### TASK DETAILS:
Extend the passage on testosterone therapy in older men, beginning right after its final sentence.

### EXCERPTED PASSAGE:
+ + + + +
Another concern about the safety of testosterone administration regards cardiovascular disease. Two studies showing a relationship between testosterone administration and cardiovascular disease in elderly men have stirred up concerns. However, these studies have been heavily criticized for methodological flaws and have invited a much needed critical analysis of pro and con arguments [26]. The relationship between testosterone and cardiovascular disease has recently been extensively reviewed [27]. In the present observational study, no cases of major adverse cardiovascular events occurred.
A very important aspect is that the benefits of testosterone therapy are fully achieved only by long-term treatment [8,9,10,28]. To achieve maximal benefits, good patient adherence is a prerequisite. Some recent reports have raised questions about patient compliance to testosterone therapy [29,30]. In our registry study of 561 patients, however, there were only 4 dropouts (0.7%): 2 patients moved to different locations and 2 patients were lost to follow-up for unknown reasons.
Our study provides important research findings. Observations were carried out over 6 years in a large population. However, there are some limitations. The study was not blinded and was not designed to monitor specific benefits and side effects of testosterone administration to elderly men (>65 years). A limitation of our study was that we did not record any changes in use of concomitant medications, for instance, phosphodiesterase type 5 (PDE5) inhibitors. At baseline, 55 patients (10%) were taking a PDE5 inhibitor. Nevertheless, some conclusions are warranted: we found that restoring testosterone levels to normal had similar beneficial effects in men older than 65 years of age as in younger men. In addition, the risks of administration of testosterone to this age group were not higher than in younger men.
+ + + + +
### INPUT DATA:

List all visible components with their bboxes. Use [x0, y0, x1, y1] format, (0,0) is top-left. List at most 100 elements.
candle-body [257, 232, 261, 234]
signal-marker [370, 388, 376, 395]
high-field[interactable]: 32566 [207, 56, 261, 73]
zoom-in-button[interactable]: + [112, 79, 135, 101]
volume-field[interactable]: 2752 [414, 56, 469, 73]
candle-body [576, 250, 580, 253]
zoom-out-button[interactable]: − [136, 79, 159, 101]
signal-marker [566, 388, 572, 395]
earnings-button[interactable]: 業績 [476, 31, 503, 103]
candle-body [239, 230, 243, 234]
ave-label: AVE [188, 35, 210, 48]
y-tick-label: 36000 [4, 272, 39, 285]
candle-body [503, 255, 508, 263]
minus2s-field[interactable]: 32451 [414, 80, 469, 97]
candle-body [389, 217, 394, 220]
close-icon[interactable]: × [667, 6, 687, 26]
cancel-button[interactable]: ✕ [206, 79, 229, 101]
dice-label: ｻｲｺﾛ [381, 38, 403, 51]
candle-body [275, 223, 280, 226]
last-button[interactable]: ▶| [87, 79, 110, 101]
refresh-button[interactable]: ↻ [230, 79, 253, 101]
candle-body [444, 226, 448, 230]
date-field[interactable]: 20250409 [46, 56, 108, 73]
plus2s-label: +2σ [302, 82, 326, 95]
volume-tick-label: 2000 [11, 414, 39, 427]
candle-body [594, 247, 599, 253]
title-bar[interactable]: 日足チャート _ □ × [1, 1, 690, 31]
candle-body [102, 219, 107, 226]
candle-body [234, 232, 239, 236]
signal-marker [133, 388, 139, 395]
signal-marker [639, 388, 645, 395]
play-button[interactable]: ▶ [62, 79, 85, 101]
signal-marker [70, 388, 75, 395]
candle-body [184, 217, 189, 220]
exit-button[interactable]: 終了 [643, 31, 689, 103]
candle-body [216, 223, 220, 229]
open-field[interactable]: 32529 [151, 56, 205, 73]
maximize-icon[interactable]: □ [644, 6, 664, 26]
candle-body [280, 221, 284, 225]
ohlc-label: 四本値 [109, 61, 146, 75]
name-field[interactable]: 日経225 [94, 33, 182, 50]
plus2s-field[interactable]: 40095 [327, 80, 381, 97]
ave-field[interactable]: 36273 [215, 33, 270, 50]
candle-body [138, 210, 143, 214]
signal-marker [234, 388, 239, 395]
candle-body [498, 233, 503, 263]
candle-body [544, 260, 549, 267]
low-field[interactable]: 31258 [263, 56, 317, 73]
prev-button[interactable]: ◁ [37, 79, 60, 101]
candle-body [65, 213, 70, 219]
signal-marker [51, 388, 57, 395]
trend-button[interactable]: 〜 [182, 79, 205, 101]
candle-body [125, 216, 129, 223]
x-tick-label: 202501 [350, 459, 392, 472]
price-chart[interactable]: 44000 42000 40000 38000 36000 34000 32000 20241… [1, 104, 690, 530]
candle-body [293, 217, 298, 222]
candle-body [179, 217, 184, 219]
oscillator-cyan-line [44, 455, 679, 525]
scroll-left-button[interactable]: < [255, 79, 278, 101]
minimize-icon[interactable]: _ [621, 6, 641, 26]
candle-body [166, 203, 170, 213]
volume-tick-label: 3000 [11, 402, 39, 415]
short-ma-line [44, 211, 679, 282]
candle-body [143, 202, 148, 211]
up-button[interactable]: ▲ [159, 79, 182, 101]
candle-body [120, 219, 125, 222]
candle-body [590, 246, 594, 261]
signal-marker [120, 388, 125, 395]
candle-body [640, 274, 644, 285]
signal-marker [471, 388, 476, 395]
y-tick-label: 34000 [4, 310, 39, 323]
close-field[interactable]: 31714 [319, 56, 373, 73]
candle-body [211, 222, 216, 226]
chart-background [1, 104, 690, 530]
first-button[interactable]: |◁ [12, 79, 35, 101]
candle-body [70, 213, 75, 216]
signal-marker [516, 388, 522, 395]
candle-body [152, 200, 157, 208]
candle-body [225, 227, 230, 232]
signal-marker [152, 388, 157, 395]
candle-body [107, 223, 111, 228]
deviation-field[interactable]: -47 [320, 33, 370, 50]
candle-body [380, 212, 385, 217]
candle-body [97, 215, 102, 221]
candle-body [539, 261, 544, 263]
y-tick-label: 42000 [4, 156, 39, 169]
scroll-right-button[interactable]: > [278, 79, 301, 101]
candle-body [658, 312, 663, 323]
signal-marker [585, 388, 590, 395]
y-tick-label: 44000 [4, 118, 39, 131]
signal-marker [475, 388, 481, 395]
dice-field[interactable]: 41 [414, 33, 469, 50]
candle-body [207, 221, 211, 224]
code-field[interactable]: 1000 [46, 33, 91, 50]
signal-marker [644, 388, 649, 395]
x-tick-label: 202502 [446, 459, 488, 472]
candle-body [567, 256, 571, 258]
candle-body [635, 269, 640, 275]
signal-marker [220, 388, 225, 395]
+ + + + +
### RESULT FOR THIS EXERCISE:
CONCLUSIONS
In medicine, the attention paid to LOH is increasing. It is now recognized as a form of hypogonadism that responds well to testosterone treatment. There is, however, a certain hesitation on the part of physicians to prescribe testosterone to men of advanced age. Are the benefits as great as in younger hypogonadal men? Are the risks disproportionately higher? The results of the present study show that benefits of testosterone treatment are equal in men older than 65 years and in men younger than 65 years. The men studied were too few in number to make a reliable assessment of the risks in elderly men, but there are now several publications indicating that the risks are acceptable [23].
ACKNOWLEDGMENTS
Financial support: Bayer Pharma AG provided partial funding for data entry and statistical analyses.
Footnotes
CONFLICTS OF INTEREST: Saad F is a full-time employee of Bayer Pharma, manufacturer of testosterone products; Yassin A and Haider A have received partial compensation for data entry from Bayer Pharma; Doros G has received payment for performing statistical analyses from Bayer Pharma; Gooren L has nothing to disclose.